======== RECORDS SUPPLIED
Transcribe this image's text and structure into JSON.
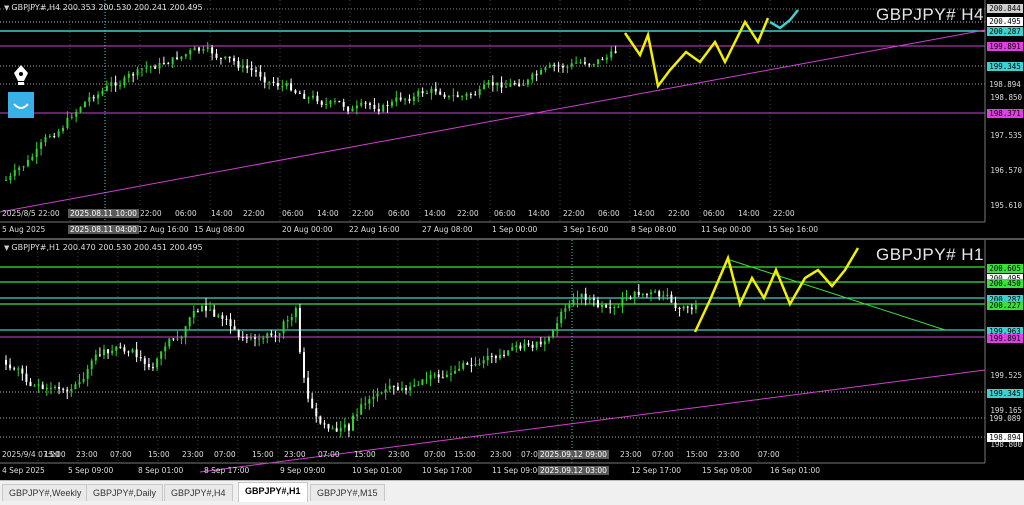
{
  "top": {
    "ohlc": "GBPJPY#,H4  200.353 200.530 200.241 200.495",
    "title": "GBPJPY# H4",
    "price_tags": [
      {
        "text": "200.844",
        "bg": "#cfcfcf",
        "fg": "#000"
      },
      {
        "text": "200.495",
        "bg": "#ffffff",
        "fg": "#000"
      },
      {
        "text": "200.287",
        "bg": "#3fd0d0",
        "fg": "#000"
      },
      {
        "text": "199.891",
        "bg": "#e040e0",
        "fg": "#000"
      },
      {
        "text": "199.345",
        "bg": "#3fd0d0",
        "fg": "#000"
      },
      {
        "text": "198.894",
        "bg": "#000",
        "fg": "#ddd"
      },
      {
        "text": "198.371",
        "bg": "#e040e0",
        "fg": "#000"
      }
    ],
    "price_labels": [
      "198.850",
      "197.535",
      "196.570",
      "195.610"
    ],
    "time_labels": [
      "5 Aug 2025",
      "2025.08.11 04:00",
      "12 Aug 16:00",
      "15 Aug 08:00",
      "20 Aug 00:00",
      "22 Aug 16:00",
      "27 Aug 08:00",
      "1 Sep 00:00",
      "3 Sep 16:00",
      "8 Sep 08:00",
      "11 Sep 00:00",
      "15 Sep 16:00"
    ],
    "cursor_labels": [
      "2025/8/5 22:00",
      "2025.08.11 10:00",
      "22:00",
      "06:00",
      "14:00",
      "22:00",
      "06:00",
      "14:00",
      "22:00",
      "06:00",
      "14:00",
      "22:00",
      "06:00",
      "14:00",
      "22:00",
      "06:00",
      "14:00",
      "22:00",
      "06:00",
      "14:00",
      "22:00"
    ]
  },
  "bottom": {
    "ohlc": "GBPJPY#,H1  200.470 200.530 200.451 200.495",
    "title": "GBPJPY# H1",
    "price_tags": [
      {
        "text": "200.605",
        "bg": "#3ce03c",
        "fg": "#000"
      },
      {
        "text": "200.495",
        "bg": "#ffffff",
        "fg": "#000"
      },
      {
        "text": "200.450",
        "bg": "#3ce03c",
        "fg": "#000"
      },
      {
        "text": "200.287",
        "bg": "#3fd0d0",
        "fg": "#000"
      },
      {
        "text": "200.227",
        "bg": "#3ce03c",
        "fg": "#000"
      },
      {
        "text": "199.963",
        "bg": "#3fd0d0",
        "fg": "#000"
      },
      {
        "text": "199.891",
        "bg": "#e040e0",
        "fg": "#000"
      },
      {
        "text": "199.345",
        "bg": "#3fd0d0",
        "fg": "#000"
      },
      {
        "text": "199.089",
        "bg": "#000",
        "fg": "#ddd"
      },
      {
        "text": "198.894",
        "bg": "#ffffff",
        "fg": "#000"
      }
    ],
    "price_labels": [
      "199.525",
      "199.165",
      "198.800"
    ],
    "time_labels": [
      "4 Sep 2025",
      "5 Sep 09:00",
      "8 Sep 01:00",
      "8 Sep 17:00",
      "9 Sep 09:00",
      "10 Sep 01:00",
      "10 Sep 17:00",
      "11 Sep 09:00",
      "2025.09.12 03:00",
      "12 Sep 17:00",
      "15 Sep 09:00",
      "16 Sep 01:00"
    ],
    "cursor_labels": [
      "2025/9/4 07:00",
      "15:00",
      "23:00",
      "07:00",
      "15:00",
      "23:00",
      "07:00",
      "15:00",
      "23:00",
      "07:00",
      "15:00",
      "23:00",
      "07:00",
      "15:00",
      "23:00",
      "07:00",
      "15:00",
      "2025.09.12 09:00",
      "23:00",
      "07:00",
      "15:00",
      "23:00",
      "07:00"
    ]
  },
  "tabs": [
    "GBPJPY#,Weekly",
    "GBPJPY#,Daily",
    "GBPJPY#,H4",
    "GBPJPY#,H1",
    "GBPJPY#,M15"
  ],
  "active_tab": "GBPJPY#,H1",
  "icons": [
    "pen-nib-icon",
    "smile-icon"
  ],
  "colors": {
    "bull": "#32d232",
    "bear": "#ffffff",
    "cyan": "#3fd0d0",
    "magenta": "#d040d0",
    "yellow": "#f0f000",
    "green": "#3ce03c"
  }
}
================
WHAT IS NEEDED
Quote everything in the listing above exactly; pictures are the only thing to omit.

EXERCISE OUTPUT
Transcribe this image's text and structure into JSON.
{
  "top": {
    "ohlc": "GBPJPY#,H4  200.353 200.530 200.241 200.495",
    "title": "GBPJPY# H4",
    "price_tags": [
      {
        "text": "200.844",
        "bg": "#cfcfcf",
        "fg": "#000"
      },
      {
        "text": "200.495",
        "bg": "#ffffff",
        "fg": "#000"
      },
      {
        "text": "200.287",
        "bg": "#3fd0d0",
        "fg": "#000"
      },
      {
        "text": "199.891",
        "bg": "#e040e0",
        "fg": "#000"
      },
      {
        "text": "199.345",
        "bg": "#3fd0d0",
        "fg": "#000"
      },
      {
        "text": "198.894",
        "bg": "#000",
        "fg": "#ddd"
      },
      {
        "text": "198.371",
        "bg": "#e040e0",
        "fg": "#000"
      }
    ],
    "price_labels": [
      "198.850",
      "197.535",
      "196.570",
      "195.610"
    ],
    "time_labels": [
      "5 Aug 2025",
      "2025.08.11 04:00",
      "12 Aug 16:00",
      "15 Aug 08:00",
      "20 Aug 00:00",
      "22 Aug 16:00",
      "27 Aug 08:00",
      "1 Sep 00:00",
      "3 Sep 16:00",
      "8 Sep 08:00",
      "11 Sep 00:00",
      "15 Sep 16:00"
    ],
    "cursor_labels": [
      "2025/8/5 22:00",
      "2025.08.11 10:00",
      "22:00",
      "06:00",
      "14:00",
      "22:00",
      "06:00",
      "14:00",
      "22:00",
      "06:00",
      "14:00",
      "22:00",
      "06:00",
      "14:00",
      "22:00",
      "06:00",
      "14:00",
      "22:00",
      "06:00",
      "14:00",
      "22:00"
    ]
  },
  "bottom": {
    "ohlc": "GBPJPY#,H1  200.470 200.530 200.451 200.495",
    "title": "GBPJPY# H1",
    "price_tags": [
      {
        "text": "200.605",
        "bg": "#3ce03c",
        "fg": "#000"
      },
      {
        "text": "200.495",
        "bg": "#ffffff",
        "fg": "#000"
      },
      {
        "text": "200.450",
        "bg": "#3ce03c",
        "fg": "#000"
      },
      {
        "text": "200.287",
        "bg": "#3fd0d0",
        "fg": "#000"
      },
      {
        "text": "200.227",
        "bg": "#3ce03c",
        "fg": "#000"
      },
      {
        "text": "199.963",
        "bg": "#3fd0d0",
        "fg": "#000"
      },
      {
        "text": "199.891",
        "bg": "#e040e0",
        "fg": "#000"
      },
      {
        "text": "199.345",
        "bg": "#3fd0d0",
        "fg": "#000"
      },
      {
        "text": "199.089",
        "bg": "#000",
        "fg": "#ddd"
      },
      {
        "text": "198.894",
        "bg": "#ffffff",
        "fg": "#000"
      }
    ],
    "price_labels": [
      "199.525",
      "199.165",
      "198.800"
    ],
    "time_labels": [
      "4 Sep 2025",
      "5 Sep 09:00",
      "8 Sep 01:00",
      "8 Sep 17:00",
      "9 Sep 09:00",
      "10 Sep 01:00",
      "10 Sep 17:00",
      "11 Sep 09:00",
      "2025.09.12 03:00",
      "12 Sep 17:00",
      "15 Sep 09:00",
      "16 Sep 01:00"
    ],
    "cursor_labels": [
      "2025/9/4 07:00",
      "15:00",
      "23:00",
      "07:00",
      "15:00",
      "23:00",
      "07:00",
      "15:00",
      "23:00",
      "07:00",
      "15:00",
      "23:00",
      "07:00",
      "15:00",
      "23:00",
      "07:00",
      "15:00",
      "2025.09.12 09:00",
      "23:00",
      "07:00",
      "15:00",
      "23:00",
      "07:00"
    ]
  },
  "tabs": [
    "GBPJPY#,Weekly",
    "GBPJPY#,Daily",
    "GBPJPY#,H4",
    "GBPJPY#,H1",
    "GBPJPY#,M15"
  ],
  "active_tab": "GBPJPY#,H1",
  "icons": [
    "pen-nib-icon",
    "smile-icon"
  ],
  "colors": {
    "bull": "#32d232",
    "bear": "#ffffff",
    "cyan": "#3fd0d0",
    "magenta": "#d040d0",
    "yellow": "#f0f000",
    "green": "#3ce03c"
  }
}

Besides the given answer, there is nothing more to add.